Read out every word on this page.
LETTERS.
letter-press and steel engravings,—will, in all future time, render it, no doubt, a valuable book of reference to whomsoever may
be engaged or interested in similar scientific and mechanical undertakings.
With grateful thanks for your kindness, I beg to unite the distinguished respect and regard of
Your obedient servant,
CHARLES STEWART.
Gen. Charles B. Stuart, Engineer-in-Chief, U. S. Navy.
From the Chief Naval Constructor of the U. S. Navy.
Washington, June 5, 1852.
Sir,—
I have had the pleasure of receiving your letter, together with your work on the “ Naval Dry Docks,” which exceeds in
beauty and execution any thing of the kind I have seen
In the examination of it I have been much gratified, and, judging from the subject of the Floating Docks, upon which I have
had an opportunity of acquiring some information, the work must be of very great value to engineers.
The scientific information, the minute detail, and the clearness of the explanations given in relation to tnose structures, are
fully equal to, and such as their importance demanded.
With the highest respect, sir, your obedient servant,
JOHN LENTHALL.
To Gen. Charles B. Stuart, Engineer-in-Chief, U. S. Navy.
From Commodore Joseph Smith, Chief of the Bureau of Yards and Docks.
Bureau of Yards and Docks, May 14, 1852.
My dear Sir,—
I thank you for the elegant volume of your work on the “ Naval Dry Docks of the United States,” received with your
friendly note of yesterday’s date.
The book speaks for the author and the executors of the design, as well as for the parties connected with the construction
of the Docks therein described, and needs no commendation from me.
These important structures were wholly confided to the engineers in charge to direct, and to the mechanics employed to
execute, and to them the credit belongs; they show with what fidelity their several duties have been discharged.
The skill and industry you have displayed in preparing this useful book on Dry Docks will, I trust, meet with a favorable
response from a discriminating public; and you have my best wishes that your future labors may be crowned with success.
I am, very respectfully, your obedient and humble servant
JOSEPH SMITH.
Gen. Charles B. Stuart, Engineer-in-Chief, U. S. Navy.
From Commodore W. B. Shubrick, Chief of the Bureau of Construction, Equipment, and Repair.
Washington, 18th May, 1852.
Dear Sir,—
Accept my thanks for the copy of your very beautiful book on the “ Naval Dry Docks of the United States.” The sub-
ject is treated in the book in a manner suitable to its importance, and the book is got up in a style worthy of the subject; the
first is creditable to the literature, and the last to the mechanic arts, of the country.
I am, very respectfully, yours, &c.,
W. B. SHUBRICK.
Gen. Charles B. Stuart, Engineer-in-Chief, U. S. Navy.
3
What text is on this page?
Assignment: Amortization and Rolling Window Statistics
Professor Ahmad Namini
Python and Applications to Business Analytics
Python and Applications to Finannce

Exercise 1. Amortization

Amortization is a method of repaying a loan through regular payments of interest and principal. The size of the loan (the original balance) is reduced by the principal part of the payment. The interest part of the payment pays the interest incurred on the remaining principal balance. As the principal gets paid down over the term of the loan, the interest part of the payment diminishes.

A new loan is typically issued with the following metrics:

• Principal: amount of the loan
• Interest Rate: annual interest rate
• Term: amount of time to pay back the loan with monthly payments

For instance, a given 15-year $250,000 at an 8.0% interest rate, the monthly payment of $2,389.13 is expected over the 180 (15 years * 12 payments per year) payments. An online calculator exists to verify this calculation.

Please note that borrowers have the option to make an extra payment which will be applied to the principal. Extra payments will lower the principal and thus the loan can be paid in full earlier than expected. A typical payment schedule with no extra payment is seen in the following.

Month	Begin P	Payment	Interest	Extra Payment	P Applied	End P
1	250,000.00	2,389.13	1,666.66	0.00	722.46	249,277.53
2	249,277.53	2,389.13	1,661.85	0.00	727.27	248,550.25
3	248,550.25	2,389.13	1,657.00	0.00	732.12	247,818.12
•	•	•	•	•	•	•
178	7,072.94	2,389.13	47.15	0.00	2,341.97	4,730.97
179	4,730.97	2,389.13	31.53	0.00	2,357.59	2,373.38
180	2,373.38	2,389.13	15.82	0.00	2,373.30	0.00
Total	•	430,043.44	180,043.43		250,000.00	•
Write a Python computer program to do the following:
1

────────────────

▶ [Brief]: Word for word, restate all of the data shown above.

▶ [The result]:
Read out every word on this page.
LETTERS.
letter-press and steel engravings,—will, in all future time, render it, no doubt, a valuable book of reference to whomsoever may
be engaged or interested in similar scientific and mechanical undertakings.
With grateful thanks for your kindness, I beg to unite the distinguished respect and regard of
Your obedient servant,
CHARLES STEWART.
Gen. Charles B. Stuart, Engineer-in-Chief, U. S. Navy.
From the Chief Naval Constructor of the U. S. Navy.
Washington, June 5, 1852.
Sir,—
I have had the pleasure of receiving your letter, together with your work on the “ Naval Dry Docks,” which exceeds in
beauty and execution any thing of the kind I have seen
In the examination of it I have been much gratified, and, judging from the subject of the Floating Docks, upon which I have
had an opportunity of acquiring some information, the work must be of very great value to engineers.
The scientific information, the minute detail, and the clearness of the explanations given in relation to tnose structures, are
fully equal to, and such as their importance demanded.
With the highest respect, sir, your obedient servant,
JOHN LENTHALL.
To Gen. Charles B. Stuart, Engineer-in-Chief, U. S. Navy.
From Commodore Joseph Smith, Chief of the Bureau of Yards and Docks.
Bureau of Yards and Docks, May 14, 1852.
My dear Sir,—
I thank you for the elegant volume of your work on the “ Naval Dry Docks of the United States,” received with your
friendly note of yesterday’s date.
The book speaks for the author and the executors of the design, as well as for the parties connected with the construction
of the Docks therein described, and needs no commendation from me.
These important structures were wholly confided to the engineers in charge to direct, and to the mechanics employed to
execute, and to them the credit belongs; they show with what fidelity their several duties have been discharged.
The skill and industry you have displayed in preparing this useful book on Dry Docks will, I trust, meet with a favorable
response from a discriminating public; and you have my best wishes that your future labors may be crowned with success.
I am, very respectfully, your obedient and humble servant
JOSEPH SMITH.
Gen. Charles B. Stuart, Engineer-in-Chief, U. S. Navy.
From Commodore W. B. Shubrick, Chief of the Bureau of Construction, Equipment, and Repair.
Washington, 18th May, 1852.
Dear Sir,—
Accept my thanks for the copy of your very beautiful book on the “ Naval Dry Docks of the United States.” The sub-
ject is treated in the book in a manner suitable to its importance, and the book is got up in a style worthy of the subject; the
first is creditable to the literature, and the last to the mechanic arts, of the country.
I am, very respectfully, yours, &c.,
W. B. SHUBRICK.
Gen. Charles B. Stuart, Engineer-in-Chief, U. S. Navy.
3
What text is on this page?
Assignment: Amortization and Rolling Window Statistics
Professor Ahmad Namini
Python and Applications to Business Analytics
Python and Applications to Finannce

Exercise 1. Amortization

Amortization is a method of repaying a loan through regular payments of interest and principal. The size of the loan (the original balance) is reduced by the principal part of the payment. The interest part of the payment pays the interest incurred on the remaining principal balance. As the principal gets paid down over the term of the loan, the interest part of the payment diminishes.

A new loan is typically issued with the following metrics:

• Principal: amount of the loan
• Interest Rate: annual interest rate
• Term: amount of time to pay back the loan with monthly payments

For instance, a given 15-year $250,000 at an 8.0% interest rate, the monthly payment of $2,389.13 is expected over the 180 (15 years * 12 payments per year) payments. An online calculator exists to verify this calculation.

Please note that borrowers have the option to make an extra payment which will be applied to the principal. Extra payments will lower the principal and thus the loan can be paid in full earlier than expected. A typical payment schedule with no extra payment is seen in the following.

Month	Begin P	Payment	Interest	Extra Payment	P Applied	End P
1	250,000.00	2,389.13	1,666.66	0.00	722.46	249,277.53
2	249,277.53	2,389.13	1,661.85	0.00	727.27	248,550.25
3	248,550.25	2,389.13	1,657.00	0.00	732.12	247,818.12
•	•	•	•	•	•	•
178	7,072.94	2,389.13	47.15	0.00	2,341.97	4,730.97
179	4,730.97	2,389.13	31.53	0.00	2,357.59	2,373.38
180	2,373.38	2,389.13	15.82	0.00	2,373.30	0.00
Total	•	430,043.44	180,043.43		250,000.00	•
Write a Python computer program to do the following:
1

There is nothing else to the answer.